Records from a collection
>> begin

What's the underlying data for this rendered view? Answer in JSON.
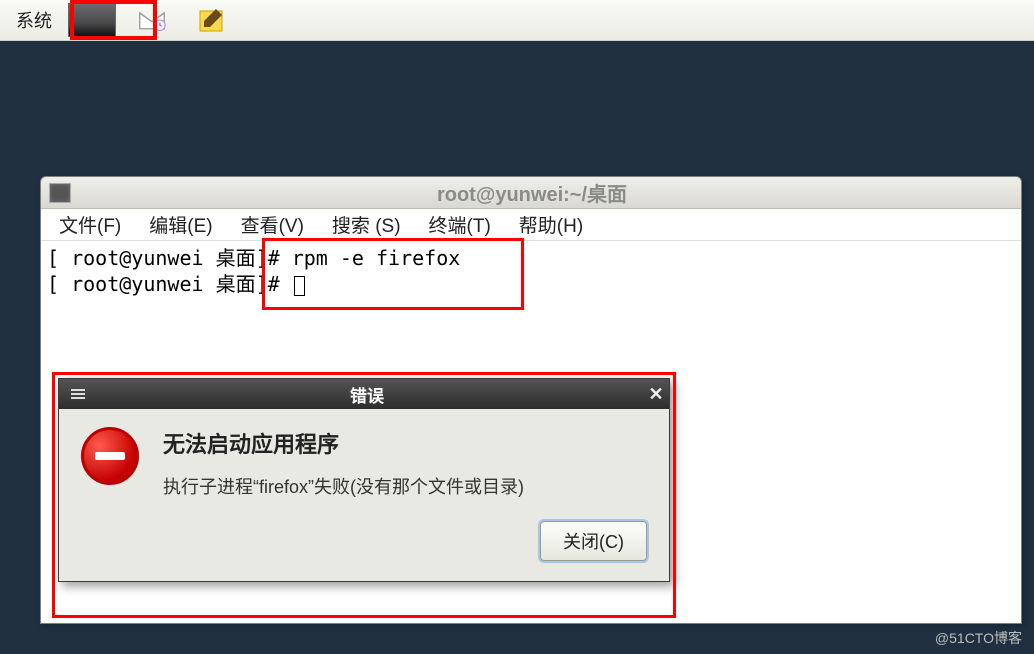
{
  "taskbar": {
    "system_label": "系统"
  },
  "terminal": {
    "title": "root@yunwei:~/桌面",
    "menus": {
      "file": "文件(F)",
      "edit": "编辑(E)",
      "view": "查看(V)",
      "search": "搜索 (S)",
      "terminal": "终端(T)",
      "help": "帮助(H)"
    },
    "line1_prompt": "[ root@yunwei 桌面]# ",
    "line1_cmd": "rpm -e firefox",
    "line2_prompt": "[ root@yunwei 桌面]# "
  },
  "dialog": {
    "title": "错误",
    "heading": "无法启动应用程序",
    "message": "执行子进程“firefox”失败(没有那个文件或目录)",
    "close_button": "关闭(C)"
  },
  "watermark": "@51CTO博客"
}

>> end

## The exercise
Repeat each entry exactly as given; no pictures belong in the copy.

## Output of the exercise
What's the underlying data for this rendered view? Answer in JSON.
{
  "taskbar": {
    "system_label": "系统"
  },
  "terminal": {
    "title": "root@yunwei:~/桌面",
    "menus": {
      "file": "文件(F)",
      "edit": "编辑(E)",
      "view": "查看(V)",
      "search": "搜索 (S)",
      "terminal": "终端(T)",
      "help": "帮助(H)"
    },
    "line1_prompt": "[ root@yunwei 桌面]# ",
    "line1_cmd": "rpm -e firefox",
    "line2_prompt": "[ root@yunwei 桌面]# "
  },
  "dialog": {
    "title": "错误",
    "heading": "无法启动应用程序",
    "message": "执行子进程“firefox”失败(没有那个文件或目录)",
    "close_button": "关闭(C)"
  },
  "watermark": "@51CTO博客"
}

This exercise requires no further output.